What the exercise asks: Below are the records; locate each line with the word "ylabel" and copy it.

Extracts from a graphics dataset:
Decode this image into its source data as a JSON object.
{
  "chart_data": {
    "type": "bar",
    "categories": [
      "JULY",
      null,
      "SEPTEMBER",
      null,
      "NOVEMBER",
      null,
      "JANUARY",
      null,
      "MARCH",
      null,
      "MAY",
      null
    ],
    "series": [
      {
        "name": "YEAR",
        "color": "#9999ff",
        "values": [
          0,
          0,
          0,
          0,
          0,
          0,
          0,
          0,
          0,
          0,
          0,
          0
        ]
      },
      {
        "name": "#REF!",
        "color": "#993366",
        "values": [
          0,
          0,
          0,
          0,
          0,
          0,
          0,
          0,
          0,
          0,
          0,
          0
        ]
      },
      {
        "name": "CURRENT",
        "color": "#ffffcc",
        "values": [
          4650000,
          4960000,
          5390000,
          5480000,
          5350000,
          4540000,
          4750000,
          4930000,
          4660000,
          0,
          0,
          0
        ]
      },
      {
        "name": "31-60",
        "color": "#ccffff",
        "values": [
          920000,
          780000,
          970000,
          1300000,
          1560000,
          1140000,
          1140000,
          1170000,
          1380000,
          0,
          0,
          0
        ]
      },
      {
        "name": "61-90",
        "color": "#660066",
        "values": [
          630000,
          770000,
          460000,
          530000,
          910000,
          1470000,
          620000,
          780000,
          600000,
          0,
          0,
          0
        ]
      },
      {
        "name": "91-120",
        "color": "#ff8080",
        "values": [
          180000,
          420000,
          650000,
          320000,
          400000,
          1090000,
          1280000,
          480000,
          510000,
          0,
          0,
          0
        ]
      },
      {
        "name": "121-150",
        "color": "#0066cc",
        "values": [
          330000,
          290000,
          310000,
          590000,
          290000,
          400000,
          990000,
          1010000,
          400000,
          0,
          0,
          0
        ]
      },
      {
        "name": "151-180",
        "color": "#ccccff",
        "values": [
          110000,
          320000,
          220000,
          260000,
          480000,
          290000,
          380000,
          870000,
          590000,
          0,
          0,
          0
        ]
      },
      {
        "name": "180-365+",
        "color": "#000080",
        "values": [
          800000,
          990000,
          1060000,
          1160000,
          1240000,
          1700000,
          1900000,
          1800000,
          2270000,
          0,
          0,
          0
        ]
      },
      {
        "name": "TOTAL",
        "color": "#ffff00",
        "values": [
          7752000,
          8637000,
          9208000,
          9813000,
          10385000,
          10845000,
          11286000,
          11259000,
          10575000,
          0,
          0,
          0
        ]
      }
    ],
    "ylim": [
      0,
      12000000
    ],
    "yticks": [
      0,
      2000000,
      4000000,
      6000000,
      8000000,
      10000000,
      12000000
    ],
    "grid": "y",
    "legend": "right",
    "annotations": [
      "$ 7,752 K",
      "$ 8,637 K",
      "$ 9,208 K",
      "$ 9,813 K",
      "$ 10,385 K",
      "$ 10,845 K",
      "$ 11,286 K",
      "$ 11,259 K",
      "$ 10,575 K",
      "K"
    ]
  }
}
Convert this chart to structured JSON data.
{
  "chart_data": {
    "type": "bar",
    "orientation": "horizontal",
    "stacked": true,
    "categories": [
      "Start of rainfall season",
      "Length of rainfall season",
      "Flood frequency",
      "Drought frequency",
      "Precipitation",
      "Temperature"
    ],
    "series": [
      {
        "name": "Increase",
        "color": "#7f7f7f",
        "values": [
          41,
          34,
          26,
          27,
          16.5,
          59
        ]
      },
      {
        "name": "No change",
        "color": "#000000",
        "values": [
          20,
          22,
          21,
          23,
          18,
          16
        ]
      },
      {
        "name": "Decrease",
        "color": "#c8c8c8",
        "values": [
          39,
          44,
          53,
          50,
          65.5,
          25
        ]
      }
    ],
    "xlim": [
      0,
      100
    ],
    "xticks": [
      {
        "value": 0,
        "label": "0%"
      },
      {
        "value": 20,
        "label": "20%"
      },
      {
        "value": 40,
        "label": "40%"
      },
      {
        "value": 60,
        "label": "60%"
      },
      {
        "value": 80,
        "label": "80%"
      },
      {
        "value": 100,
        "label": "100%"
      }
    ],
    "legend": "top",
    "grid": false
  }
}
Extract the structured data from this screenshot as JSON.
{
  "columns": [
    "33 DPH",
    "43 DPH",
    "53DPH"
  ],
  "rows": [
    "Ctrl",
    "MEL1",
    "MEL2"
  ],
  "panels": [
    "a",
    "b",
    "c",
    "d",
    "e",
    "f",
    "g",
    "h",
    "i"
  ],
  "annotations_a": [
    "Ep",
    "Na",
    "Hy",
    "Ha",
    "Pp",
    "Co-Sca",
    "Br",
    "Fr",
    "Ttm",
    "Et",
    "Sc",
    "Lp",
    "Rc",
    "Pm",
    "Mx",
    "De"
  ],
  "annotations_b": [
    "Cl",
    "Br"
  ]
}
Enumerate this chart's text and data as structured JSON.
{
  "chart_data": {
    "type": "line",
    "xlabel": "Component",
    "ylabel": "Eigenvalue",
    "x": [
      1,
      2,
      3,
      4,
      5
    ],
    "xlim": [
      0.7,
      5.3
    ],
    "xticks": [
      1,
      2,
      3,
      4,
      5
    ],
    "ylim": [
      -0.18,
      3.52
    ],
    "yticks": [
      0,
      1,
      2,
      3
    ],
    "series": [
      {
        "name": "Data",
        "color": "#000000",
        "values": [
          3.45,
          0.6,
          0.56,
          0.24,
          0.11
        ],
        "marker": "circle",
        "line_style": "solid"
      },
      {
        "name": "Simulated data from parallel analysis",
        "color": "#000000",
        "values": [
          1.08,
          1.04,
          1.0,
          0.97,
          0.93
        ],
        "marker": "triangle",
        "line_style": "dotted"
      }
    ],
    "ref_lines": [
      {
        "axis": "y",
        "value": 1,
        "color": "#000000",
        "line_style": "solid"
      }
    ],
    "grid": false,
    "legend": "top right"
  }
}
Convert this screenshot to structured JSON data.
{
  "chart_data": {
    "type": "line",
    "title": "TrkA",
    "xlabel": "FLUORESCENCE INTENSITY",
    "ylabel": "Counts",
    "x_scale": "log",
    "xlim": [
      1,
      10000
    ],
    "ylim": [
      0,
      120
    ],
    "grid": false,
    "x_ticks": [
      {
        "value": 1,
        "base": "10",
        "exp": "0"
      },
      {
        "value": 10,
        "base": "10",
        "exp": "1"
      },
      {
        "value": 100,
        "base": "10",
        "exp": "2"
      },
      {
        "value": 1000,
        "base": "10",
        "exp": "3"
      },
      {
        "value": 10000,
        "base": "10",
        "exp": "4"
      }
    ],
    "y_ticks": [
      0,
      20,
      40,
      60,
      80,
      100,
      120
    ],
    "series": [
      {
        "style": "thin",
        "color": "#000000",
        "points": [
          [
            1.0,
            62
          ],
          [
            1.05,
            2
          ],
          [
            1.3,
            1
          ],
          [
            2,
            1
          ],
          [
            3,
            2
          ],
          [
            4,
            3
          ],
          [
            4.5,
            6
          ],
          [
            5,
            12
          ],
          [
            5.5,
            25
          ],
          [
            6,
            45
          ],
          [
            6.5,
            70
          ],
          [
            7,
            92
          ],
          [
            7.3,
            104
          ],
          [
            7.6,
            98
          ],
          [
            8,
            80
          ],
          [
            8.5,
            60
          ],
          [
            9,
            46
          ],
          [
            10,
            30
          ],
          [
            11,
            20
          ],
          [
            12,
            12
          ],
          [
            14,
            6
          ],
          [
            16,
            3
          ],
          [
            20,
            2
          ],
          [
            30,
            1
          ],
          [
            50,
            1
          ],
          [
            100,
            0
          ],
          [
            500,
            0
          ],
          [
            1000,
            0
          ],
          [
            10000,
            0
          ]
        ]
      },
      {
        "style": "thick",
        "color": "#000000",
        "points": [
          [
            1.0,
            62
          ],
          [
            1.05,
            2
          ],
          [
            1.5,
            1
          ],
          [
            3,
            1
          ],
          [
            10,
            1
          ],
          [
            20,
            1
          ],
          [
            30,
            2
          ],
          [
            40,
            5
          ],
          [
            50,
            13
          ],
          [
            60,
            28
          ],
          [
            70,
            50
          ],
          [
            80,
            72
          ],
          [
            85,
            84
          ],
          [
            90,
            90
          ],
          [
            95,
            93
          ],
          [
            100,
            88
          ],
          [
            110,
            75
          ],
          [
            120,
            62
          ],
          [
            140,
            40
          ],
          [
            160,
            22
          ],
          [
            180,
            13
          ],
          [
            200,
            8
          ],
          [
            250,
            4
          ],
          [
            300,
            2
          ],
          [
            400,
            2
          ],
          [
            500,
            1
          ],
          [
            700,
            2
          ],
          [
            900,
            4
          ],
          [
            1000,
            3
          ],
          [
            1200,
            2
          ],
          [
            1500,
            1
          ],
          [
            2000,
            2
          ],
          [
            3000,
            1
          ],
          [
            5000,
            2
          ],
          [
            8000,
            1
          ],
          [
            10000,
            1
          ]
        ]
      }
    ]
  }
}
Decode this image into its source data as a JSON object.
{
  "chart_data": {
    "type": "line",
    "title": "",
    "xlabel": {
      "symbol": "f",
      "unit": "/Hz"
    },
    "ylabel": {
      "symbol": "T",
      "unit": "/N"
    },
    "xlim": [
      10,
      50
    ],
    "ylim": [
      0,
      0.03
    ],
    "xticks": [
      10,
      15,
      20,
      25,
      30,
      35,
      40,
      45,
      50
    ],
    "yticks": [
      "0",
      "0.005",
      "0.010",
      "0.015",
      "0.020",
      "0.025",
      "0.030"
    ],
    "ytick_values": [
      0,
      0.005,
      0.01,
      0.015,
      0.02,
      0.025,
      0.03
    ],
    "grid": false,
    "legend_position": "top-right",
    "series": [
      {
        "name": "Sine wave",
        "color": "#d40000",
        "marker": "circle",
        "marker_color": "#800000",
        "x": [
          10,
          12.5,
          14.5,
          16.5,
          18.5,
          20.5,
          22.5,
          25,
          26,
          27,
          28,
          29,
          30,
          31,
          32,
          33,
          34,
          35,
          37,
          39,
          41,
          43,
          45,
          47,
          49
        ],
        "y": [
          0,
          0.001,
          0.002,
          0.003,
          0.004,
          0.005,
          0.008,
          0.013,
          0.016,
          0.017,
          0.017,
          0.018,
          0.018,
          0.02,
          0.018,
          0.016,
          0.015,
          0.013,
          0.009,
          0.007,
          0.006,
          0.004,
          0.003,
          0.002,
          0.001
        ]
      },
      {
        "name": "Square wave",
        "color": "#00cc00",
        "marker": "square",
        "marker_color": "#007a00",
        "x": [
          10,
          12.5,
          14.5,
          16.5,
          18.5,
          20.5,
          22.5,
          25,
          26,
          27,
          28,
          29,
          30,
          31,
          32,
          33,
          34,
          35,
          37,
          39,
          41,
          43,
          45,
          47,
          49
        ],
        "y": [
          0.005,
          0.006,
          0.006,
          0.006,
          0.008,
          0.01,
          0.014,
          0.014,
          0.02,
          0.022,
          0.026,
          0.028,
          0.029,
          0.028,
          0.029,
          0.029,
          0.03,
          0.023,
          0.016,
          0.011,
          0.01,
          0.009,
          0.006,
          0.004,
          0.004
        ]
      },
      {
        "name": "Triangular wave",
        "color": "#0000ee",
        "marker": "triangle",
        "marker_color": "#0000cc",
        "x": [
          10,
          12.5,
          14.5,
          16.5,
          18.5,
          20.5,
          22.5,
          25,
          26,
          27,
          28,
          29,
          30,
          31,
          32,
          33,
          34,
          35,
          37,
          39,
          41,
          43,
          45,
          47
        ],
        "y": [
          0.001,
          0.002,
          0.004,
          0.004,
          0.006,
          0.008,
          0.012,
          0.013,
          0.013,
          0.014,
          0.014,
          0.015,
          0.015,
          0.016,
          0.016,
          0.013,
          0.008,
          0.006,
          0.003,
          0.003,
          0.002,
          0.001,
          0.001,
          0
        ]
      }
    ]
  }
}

Task result:
    "ylabel": "Eigenvalue",
    "ylabel": "Counts",
    "ylabel": {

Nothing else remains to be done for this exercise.